What is being asked ▸ Collect all lines containing the word "folder" from the data.

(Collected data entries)
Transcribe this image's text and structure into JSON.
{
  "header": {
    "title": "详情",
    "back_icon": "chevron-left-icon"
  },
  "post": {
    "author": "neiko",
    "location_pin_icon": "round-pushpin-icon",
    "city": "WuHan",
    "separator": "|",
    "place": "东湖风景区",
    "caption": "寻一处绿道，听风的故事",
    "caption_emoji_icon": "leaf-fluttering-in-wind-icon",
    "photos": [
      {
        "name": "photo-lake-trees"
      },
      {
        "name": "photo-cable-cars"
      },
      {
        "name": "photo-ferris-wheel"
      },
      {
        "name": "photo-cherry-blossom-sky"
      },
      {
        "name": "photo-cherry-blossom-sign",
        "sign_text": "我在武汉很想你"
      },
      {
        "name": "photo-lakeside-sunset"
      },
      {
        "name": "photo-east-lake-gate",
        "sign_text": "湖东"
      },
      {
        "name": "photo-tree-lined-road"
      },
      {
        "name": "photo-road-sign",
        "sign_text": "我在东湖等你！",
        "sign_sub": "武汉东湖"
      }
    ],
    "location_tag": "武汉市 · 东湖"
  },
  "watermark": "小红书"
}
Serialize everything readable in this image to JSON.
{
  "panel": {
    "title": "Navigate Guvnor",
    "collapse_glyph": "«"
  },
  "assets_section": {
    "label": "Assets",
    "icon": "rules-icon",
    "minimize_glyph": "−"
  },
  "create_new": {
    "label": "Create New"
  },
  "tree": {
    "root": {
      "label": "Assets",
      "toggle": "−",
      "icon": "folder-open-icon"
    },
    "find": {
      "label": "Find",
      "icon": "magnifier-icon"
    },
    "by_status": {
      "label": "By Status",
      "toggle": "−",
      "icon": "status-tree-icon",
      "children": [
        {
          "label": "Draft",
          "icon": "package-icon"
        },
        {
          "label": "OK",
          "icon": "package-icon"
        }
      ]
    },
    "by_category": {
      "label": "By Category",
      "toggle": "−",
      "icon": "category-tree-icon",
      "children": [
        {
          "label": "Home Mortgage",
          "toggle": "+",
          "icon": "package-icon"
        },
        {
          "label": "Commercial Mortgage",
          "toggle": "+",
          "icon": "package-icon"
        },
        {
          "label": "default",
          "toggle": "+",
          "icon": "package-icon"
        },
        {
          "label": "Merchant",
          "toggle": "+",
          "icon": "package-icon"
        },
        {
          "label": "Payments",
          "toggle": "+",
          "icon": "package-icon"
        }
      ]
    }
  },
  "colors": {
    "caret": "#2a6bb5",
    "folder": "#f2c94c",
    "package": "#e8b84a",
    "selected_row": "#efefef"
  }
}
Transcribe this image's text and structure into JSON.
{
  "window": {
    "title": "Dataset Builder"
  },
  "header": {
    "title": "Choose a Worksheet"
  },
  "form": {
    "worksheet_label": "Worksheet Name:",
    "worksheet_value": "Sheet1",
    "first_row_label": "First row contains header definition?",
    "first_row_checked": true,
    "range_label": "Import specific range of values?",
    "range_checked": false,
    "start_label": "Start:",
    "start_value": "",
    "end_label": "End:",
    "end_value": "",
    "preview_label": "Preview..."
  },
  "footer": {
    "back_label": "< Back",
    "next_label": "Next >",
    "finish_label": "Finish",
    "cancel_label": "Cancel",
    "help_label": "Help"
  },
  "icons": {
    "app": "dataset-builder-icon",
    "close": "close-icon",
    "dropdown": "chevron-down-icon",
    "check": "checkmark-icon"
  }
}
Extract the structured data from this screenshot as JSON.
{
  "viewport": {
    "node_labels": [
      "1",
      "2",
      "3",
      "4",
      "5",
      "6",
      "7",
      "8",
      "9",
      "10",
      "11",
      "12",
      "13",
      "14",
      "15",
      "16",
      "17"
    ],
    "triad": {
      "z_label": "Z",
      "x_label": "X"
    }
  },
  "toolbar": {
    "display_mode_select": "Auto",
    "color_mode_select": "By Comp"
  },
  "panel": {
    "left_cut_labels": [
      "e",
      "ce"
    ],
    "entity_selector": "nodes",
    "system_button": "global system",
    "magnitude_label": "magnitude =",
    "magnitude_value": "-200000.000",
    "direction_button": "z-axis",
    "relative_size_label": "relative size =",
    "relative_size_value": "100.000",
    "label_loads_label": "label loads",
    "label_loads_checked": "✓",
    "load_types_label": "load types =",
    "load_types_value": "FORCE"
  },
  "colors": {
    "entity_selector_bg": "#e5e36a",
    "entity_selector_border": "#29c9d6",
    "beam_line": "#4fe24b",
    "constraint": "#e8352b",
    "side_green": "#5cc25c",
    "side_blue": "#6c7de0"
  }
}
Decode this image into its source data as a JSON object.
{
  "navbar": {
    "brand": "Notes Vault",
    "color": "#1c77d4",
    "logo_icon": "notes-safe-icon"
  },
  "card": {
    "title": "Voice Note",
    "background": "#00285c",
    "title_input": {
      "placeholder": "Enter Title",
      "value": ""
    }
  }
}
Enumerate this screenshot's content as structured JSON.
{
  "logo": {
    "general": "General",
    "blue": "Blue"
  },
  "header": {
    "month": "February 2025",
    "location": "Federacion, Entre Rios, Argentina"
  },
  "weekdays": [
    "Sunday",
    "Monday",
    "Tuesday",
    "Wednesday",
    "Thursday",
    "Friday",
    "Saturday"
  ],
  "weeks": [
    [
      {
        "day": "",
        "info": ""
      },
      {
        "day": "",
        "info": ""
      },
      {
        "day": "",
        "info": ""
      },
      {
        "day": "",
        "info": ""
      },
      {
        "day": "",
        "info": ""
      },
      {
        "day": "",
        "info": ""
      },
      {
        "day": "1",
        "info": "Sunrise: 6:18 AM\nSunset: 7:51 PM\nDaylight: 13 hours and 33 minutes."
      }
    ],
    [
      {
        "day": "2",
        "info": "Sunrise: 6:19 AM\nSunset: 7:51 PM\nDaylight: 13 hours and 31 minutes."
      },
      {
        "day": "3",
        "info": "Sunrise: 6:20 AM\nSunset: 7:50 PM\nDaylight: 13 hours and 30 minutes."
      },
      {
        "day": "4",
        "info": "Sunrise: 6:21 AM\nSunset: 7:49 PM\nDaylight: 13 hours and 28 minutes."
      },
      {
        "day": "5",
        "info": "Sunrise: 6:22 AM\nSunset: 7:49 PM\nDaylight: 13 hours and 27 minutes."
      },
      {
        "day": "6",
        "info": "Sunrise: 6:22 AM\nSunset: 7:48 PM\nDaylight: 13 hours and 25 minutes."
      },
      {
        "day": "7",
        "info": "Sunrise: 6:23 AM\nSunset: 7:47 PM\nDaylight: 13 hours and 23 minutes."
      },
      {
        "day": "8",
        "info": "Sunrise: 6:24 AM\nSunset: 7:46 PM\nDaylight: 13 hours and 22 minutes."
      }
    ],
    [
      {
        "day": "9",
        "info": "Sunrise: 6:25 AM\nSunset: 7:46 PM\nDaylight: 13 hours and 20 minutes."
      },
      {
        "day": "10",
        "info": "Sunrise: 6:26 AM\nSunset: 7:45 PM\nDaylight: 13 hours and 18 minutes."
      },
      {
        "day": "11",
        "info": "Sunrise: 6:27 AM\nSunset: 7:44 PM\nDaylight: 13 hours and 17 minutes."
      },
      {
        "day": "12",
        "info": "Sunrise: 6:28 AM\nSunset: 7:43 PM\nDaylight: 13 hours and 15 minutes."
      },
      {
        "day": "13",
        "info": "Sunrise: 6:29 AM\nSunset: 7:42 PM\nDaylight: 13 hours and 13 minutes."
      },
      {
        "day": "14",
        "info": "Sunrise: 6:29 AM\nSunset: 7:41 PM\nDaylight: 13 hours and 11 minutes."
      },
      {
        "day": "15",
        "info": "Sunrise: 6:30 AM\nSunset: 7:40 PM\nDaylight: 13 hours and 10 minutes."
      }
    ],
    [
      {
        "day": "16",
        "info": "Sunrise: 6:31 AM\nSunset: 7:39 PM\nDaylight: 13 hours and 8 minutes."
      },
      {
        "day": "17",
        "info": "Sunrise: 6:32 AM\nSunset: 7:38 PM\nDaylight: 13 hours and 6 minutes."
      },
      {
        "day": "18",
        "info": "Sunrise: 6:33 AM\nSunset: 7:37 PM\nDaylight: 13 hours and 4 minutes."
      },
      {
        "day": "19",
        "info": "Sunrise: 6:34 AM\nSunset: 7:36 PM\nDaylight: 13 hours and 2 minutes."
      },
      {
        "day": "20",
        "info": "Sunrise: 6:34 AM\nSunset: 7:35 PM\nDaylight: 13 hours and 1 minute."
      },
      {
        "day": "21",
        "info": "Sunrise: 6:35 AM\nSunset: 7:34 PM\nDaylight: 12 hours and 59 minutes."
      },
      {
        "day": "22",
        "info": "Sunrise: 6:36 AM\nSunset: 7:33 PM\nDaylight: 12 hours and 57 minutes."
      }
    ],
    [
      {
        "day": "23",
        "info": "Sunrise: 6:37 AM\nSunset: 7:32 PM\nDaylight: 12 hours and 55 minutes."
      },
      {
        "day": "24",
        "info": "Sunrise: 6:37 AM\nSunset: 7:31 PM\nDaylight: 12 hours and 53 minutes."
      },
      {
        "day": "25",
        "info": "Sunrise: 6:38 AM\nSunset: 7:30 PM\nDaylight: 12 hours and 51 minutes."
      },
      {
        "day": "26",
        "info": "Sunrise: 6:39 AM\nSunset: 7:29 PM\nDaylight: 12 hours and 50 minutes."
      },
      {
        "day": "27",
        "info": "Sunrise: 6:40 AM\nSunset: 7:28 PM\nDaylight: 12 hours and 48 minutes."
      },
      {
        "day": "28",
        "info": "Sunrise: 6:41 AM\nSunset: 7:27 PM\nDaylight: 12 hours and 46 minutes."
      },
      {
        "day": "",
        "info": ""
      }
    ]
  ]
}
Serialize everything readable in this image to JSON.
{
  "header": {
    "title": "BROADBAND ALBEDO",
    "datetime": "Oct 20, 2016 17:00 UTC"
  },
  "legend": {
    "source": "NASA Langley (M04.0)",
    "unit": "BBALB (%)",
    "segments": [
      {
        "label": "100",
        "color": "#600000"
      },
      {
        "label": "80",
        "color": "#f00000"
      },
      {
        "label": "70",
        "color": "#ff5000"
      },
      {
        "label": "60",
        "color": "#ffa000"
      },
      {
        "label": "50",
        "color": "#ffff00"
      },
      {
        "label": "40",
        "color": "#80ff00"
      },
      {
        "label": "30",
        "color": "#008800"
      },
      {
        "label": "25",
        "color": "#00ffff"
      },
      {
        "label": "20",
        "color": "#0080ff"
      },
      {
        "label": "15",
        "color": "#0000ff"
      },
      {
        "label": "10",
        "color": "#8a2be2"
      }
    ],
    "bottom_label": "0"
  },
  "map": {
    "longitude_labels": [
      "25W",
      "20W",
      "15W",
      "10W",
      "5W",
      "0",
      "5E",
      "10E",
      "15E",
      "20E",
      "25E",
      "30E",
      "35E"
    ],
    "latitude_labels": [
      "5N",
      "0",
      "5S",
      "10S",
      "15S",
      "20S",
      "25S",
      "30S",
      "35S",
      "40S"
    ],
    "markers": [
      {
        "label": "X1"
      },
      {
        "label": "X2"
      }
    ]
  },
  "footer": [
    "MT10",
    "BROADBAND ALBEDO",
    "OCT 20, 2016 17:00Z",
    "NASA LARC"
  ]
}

Task solution ▸
      "icon": "folder-open-icon"
    "folder": "#f2c94c",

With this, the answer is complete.